[Stored data entries]
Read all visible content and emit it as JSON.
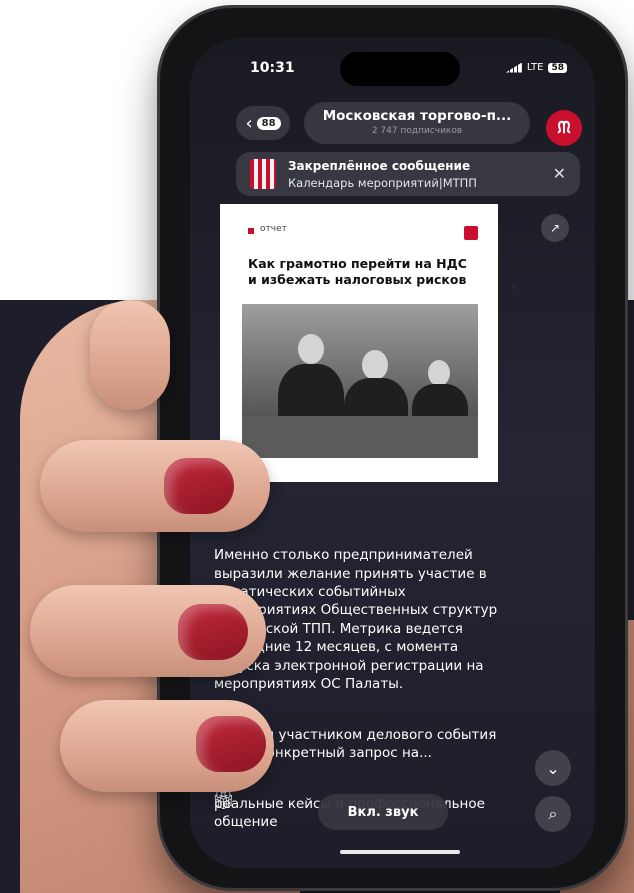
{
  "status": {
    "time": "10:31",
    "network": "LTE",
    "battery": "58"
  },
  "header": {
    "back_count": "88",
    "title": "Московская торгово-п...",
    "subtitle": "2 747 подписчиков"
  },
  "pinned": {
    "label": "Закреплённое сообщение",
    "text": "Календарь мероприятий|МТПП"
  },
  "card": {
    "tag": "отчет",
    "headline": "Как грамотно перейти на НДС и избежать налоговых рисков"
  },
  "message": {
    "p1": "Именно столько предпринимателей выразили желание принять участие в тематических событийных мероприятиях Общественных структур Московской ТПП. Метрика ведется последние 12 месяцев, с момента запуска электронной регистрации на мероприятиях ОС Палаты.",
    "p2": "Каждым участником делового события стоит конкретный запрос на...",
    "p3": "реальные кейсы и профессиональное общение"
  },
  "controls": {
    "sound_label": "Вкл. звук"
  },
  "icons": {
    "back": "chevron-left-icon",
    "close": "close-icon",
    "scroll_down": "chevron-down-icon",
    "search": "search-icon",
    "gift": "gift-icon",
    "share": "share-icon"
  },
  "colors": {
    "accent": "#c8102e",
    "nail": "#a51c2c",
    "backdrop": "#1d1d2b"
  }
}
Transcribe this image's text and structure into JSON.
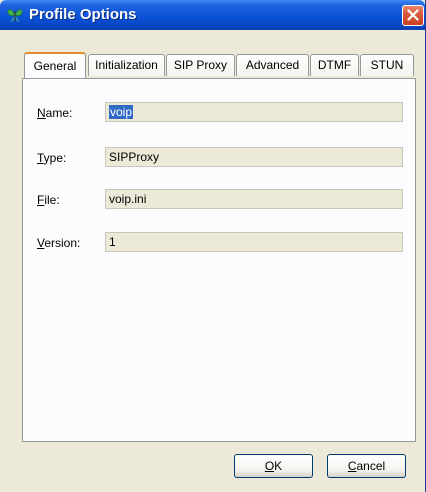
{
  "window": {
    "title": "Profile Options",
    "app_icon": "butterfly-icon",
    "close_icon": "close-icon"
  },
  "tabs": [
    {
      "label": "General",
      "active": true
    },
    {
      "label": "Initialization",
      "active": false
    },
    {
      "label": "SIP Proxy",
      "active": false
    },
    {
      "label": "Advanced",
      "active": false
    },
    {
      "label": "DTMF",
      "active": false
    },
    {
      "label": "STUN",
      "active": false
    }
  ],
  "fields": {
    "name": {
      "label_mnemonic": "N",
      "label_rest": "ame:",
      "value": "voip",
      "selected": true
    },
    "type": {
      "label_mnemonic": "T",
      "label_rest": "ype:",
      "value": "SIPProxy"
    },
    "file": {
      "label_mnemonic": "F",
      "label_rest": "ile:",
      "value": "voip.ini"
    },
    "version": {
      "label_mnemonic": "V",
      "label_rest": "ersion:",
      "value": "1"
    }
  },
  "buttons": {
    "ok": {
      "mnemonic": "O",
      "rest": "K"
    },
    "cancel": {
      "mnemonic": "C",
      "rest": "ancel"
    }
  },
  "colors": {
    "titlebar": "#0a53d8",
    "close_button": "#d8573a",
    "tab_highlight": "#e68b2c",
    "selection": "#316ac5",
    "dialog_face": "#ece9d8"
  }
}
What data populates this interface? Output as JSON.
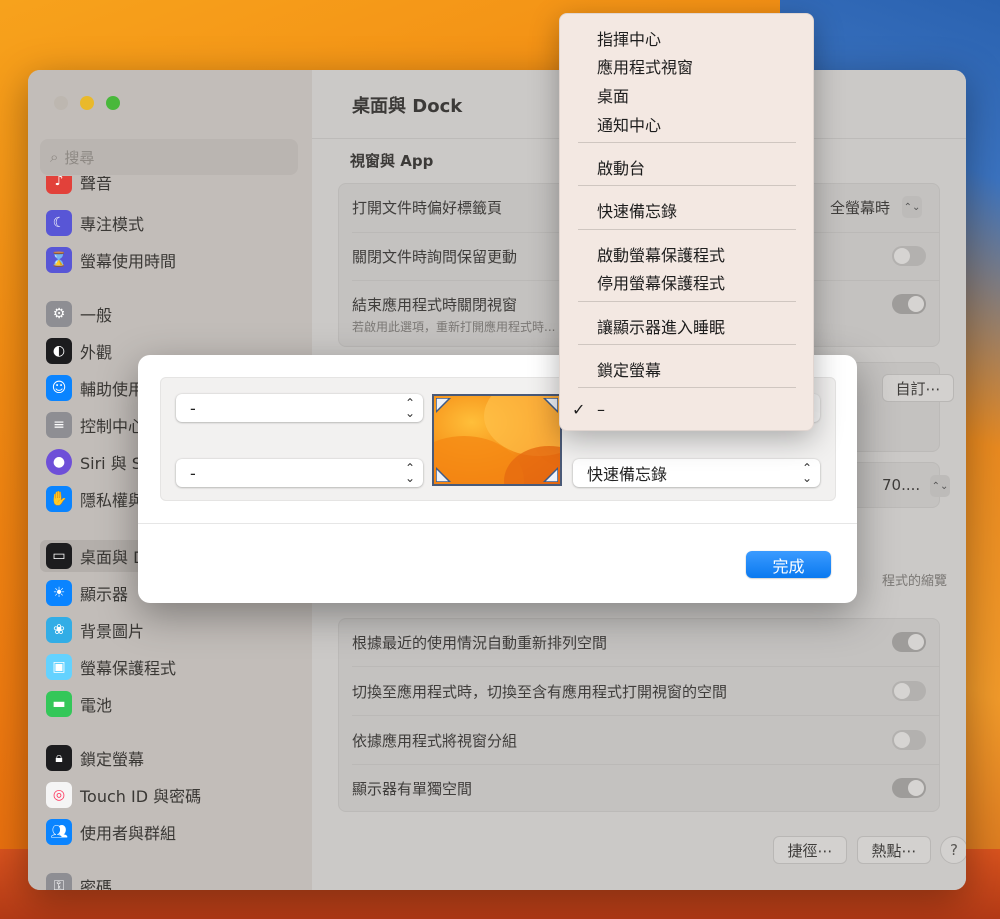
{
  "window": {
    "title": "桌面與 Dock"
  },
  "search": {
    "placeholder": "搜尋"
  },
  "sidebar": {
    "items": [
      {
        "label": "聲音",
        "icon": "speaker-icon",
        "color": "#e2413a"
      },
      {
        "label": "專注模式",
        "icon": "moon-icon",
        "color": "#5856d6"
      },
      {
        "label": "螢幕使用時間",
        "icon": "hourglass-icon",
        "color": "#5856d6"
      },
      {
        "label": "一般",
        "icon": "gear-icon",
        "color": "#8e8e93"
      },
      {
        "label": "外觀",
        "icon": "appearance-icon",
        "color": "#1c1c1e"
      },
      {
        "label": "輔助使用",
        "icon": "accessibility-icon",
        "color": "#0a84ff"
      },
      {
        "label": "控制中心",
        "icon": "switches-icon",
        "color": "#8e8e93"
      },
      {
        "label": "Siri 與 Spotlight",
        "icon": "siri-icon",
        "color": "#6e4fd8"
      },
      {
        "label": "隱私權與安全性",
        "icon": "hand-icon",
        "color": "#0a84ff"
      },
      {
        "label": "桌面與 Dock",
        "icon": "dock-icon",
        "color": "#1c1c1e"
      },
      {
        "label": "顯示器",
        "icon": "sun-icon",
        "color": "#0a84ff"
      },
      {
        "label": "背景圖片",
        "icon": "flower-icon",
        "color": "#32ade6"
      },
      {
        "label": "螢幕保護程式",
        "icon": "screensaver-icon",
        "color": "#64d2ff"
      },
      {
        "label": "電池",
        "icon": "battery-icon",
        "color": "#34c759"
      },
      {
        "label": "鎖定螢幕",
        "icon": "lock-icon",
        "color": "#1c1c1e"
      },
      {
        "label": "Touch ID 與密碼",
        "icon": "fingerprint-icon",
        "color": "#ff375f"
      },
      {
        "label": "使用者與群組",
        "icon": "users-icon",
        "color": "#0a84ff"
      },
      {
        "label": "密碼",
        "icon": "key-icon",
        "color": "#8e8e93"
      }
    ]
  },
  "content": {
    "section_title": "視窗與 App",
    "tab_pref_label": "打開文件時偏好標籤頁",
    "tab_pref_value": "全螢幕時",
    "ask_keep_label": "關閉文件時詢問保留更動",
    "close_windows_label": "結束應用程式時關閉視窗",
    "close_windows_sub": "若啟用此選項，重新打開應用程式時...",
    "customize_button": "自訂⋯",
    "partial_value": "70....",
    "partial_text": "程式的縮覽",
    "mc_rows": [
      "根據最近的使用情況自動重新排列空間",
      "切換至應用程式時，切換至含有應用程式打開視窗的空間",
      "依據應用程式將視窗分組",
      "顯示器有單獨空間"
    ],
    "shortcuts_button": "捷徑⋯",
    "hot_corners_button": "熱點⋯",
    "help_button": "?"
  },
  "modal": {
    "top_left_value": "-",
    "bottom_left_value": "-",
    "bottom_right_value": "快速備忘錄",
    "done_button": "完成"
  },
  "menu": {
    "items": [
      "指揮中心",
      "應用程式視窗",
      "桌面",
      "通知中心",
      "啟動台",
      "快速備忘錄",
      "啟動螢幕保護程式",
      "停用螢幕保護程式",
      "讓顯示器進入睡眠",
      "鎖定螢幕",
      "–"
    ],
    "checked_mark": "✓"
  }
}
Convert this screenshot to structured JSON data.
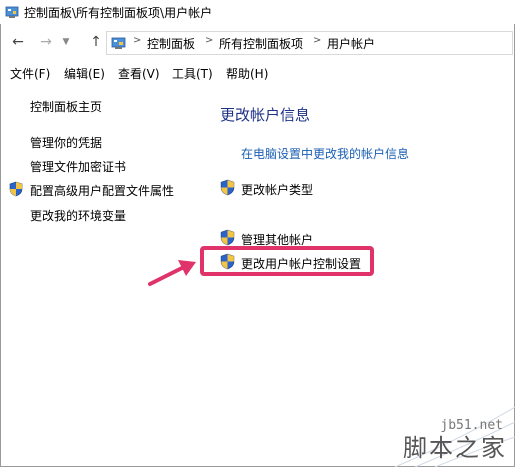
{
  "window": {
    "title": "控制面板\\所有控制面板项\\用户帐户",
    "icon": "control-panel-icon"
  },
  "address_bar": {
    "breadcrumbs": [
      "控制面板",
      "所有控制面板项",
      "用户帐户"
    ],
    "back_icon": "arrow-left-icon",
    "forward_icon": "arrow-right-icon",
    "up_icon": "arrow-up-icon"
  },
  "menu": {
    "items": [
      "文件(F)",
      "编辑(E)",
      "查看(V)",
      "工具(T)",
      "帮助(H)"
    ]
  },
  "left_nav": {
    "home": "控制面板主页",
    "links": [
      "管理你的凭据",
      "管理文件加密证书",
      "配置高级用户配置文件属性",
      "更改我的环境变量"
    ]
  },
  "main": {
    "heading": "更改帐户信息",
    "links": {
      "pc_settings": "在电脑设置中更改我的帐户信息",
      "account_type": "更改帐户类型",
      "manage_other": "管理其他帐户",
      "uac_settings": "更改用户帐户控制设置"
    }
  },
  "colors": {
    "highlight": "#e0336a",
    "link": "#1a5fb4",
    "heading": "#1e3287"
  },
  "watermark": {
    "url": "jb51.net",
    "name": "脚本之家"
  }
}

AIM: Write the listing out a second time exactly, dropping all images.

FINAL ANSWER:
Read all visible content and emit it as JSON.
{
  "status": {
    "time": "10:31",
    "network": "LTE",
    "battery": "58"
  },
  "header": {
    "back_count": "88",
    "title": "Московская торгово-п...",
    "subtitle": "2 747 подписчиков"
  },
  "pinned": {
    "label": "Закреплённое сообщение",
    "text": "Календарь мероприятий|МТПП"
  },
  "card": {
    "tag": "отчет",
    "headline": "Как грамотно перейти на НДС и избежать налоговых рисков"
  },
  "message": {
    "p1": "Именно столько предпринимателей выразили желание принять участие в тематических событийных мероприятиях Общественных структур Московской ТПП. Метрика ведется последние 12 месяцев, с момента запуска электронной регистрации на мероприятиях ОС Палаты.",
    "p2": "Каждым участником делового события стоит конкретный запрос на...",
    "p3": "реальные кейсы и профессиональное общение"
  },
  "controls": {
    "sound_label": "Вкл. звук"
  },
  "icons": {
    "back": "chevron-left-icon",
    "close": "close-icon",
    "scroll_down": "chevron-down-icon",
    "search": "search-icon",
    "gift": "gift-icon",
    "share": "share-icon"
  },
  "colors": {
    "accent": "#c8102e",
    "nail": "#a51c2c",
    "backdrop": "#1d1d2b"
  }
}
Transcribe this image's text and structure into JSON.
{
  "window": {
    "title": "Profile Options",
    "app_icon": "butterfly-icon",
    "close_icon": "close-icon"
  },
  "tabs": [
    {
      "label": "General",
      "active": true
    },
    {
      "label": "Initialization",
      "active": false
    },
    {
      "label": "SIP Proxy",
      "active": false
    },
    {
      "label": "Advanced",
      "active": false
    },
    {
      "label": "DTMF",
      "active": false
    },
    {
      "label": "STUN",
      "active": false
    }
  ],
  "fields": {
    "name": {
      "label_mnemonic": "N",
      "label_rest": "ame:",
      "value": "voip",
      "selected": true
    },
    "type": {
      "label_mnemonic": "T",
      "label_rest": "ype:",
      "value": "SIPProxy"
    },
    "file": {
      "label_mnemonic": "F",
      "label_rest": "ile:",
      "value": "voip.ini"
    },
    "version": {
      "label_mnemonic": "V",
      "label_rest": "ersion:",
      "value": "1"
    }
  },
  "buttons": {
    "ok": {
      "mnemonic": "O",
      "rest": "K"
    },
    "cancel": {
      "mnemonic": "C",
      "rest": "ancel"
    }
  },
  "colors": {
    "titlebar": "#0a53d8",
    "close_button": "#d8573a",
    "tab_highlight": "#e68b2c",
    "selection": "#316ac5",
    "dialog_face": "#ece9d8"
  }
}
What data populates this interface? Output as JSON.
{
  "window": {
    "title": "桌面與 Dock"
  },
  "search": {
    "placeholder": "搜尋"
  },
  "sidebar": {
    "items": [
      {
        "label": "聲音",
        "icon": "speaker-icon",
        "color": "#e2413a"
      },
      {
        "label": "專注模式",
        "icon": "moon-icon",
        "color": "#5856d6"
      },
      {
        "label": "螢幕使用時間",
        "icon": "hourglass-icon",
        "color": "#5856d6"
      },
      {
        "label": "一般",
        "icon": "gear-icon",
        "color": "#8e8e93"
      },
      {
        "label": "外觀",
        "icon": "appearance-icon",
        "color": "#1c1c1e"
      },
      {
        "label": "輔助使用",
        "icon": "accessibility-icon",
        "color": "#0a84ff"
      },
      {
        "label": "控制中心",
        "icon": "switches-icon",
        "color": "#8e8e93"
      },
      {
        "label": "Siri 與 Spotlight",
        "icon": "siri-icon",
        "color": "#6e4fd8"
      },
      {
        "label": "隱私權與安全性",
        "icon": "hand-icon",
        "color": "#0a84ff"
      },
      {
        "label": "桌面與 Dock",
        "icon": "dock-icon",
        "color": "#1c1c1e"
      },
      {
        "label": "顯示器",
        "icon": "sun-icon",
        "color": "#0a84ff"
      },
      {
        "label": "背景圖片",
        "icon": "flower-icon",
        "color": "#32ade6"
      },
      {
        "label": "螢幕保護程式",
        "icon": "screensaver-icon",
        "color": "#64d2ff"
      },
      {
        "label": "電池",
        "icon": "battery-icon",
        "color": "#34c759"
      },
      {
        "label": "鎖定螢幕",
        "icon": "lock-icon",
        "color": "#1c1c1e"
      },
      {
        "label": "Touch ID 與密碼",
        "icon": "fingerprint-icon",
        "color": "#ff375f"
      },
      {
        "label": "使用者與群組",
        "icon": "users-icon",
        "color": "#0a84ff"
      },
      {
        "label": "密碼",
        "icon": "key-icon",
        "color": "#8e8e93"
      }
    ]
  },
  "content": {
    "section_title": "視窗與 App",
    "tab_pref_label": "打開文件時偏好標籤頁",
    "tab_pref_value": "全螢幕時",
    "ask_keep_label": "關閉文件時詢問保留更動",
    "close_windows_label": "結束應用程式時關閉視窗",
    "close_windows_sub": "若啟用此選項，重新打開應用程式時...",
    "customize_button": "自訂⋯",
    "partial_value": "70....",
    "partial_text": "程式的縮覽",
    "mc_rows": [
      "根據最近的使用情況自動重新排列空間",
      "切換至應用程式時，切換至含有應用程式打開視窗的空間",
      "依據應用程式將視窗分組",
      "顯示器有單獨空間"
    ],
    "shortcuts_button": "捷徑⋯",
    "hot_corners_button": "熱點⋯",
    "help_button": "?"
  },
  "modal": {
    "top_left_value": "-",
    "bottom_left_value": "-",
    "bottom_right_value": "快速備忘錄",
    "done_button": "完成"
  },
  "menu": {
    "items": [
      "指揮中心",
      "應用程式視窗",
      "桌面",
      "通知中心",
      "啟動台",
      "快速備忘錄",
      "啟動螢幕保護程式",
      "停用螢幕保護程式",
      "讓顯示器進入睡眠",
      "鎖定螢幕",
      "–"
    ],
    "checked_mark": "✓"
  }
}
Convert this screenshot to structured JSON data.
{
  "window": {
    "title": "控制面板\\所有控制面板项\\用户帐户",
    "icon": "control-panel-icon"
  },
  "address_bar": {
    "breadcrumbs": [
      "控制面板",
      "所有控制面板项",
      "用户帐户"
    ],
    "back_icon": "arrow-left-icon",
    "forward_icon": "arrow-right-icon",
    "up_icon": "arrow-up-icon"
  },
  "menu": {
    "items": [
      "文件(F)",
      "编辑(E)",
      "查看(V)",
      "工具(T)",
      "帮助(H)"
    ]
  },
  "left_nav": {
    "home": "控制面板主页",
    "links": [
      "管理你的凭据",
      "管理文件加密证书",
      "配置高级用户配置文件属性",
      "更改我的环境变量"
    ]
  },
  "main": {
    "heading": "更改帐户信息",
    "links": {
      "pc_settings": "在电脑设置中更改我的帐户信息",
      "account_type": "更改帐户类型",
      "manage_other": "管理其他帐户",
      "uac_settings": "更改用户帐户控制设置"
    }
  },
  "colors": {
    "highlight": "#e0336a",
    "link": "#1a5fb4",
    "heading": "#1e3287"
  },
  "watermark": {
    "url": "jb51.net",
    "name": "脚本之家"
  }
}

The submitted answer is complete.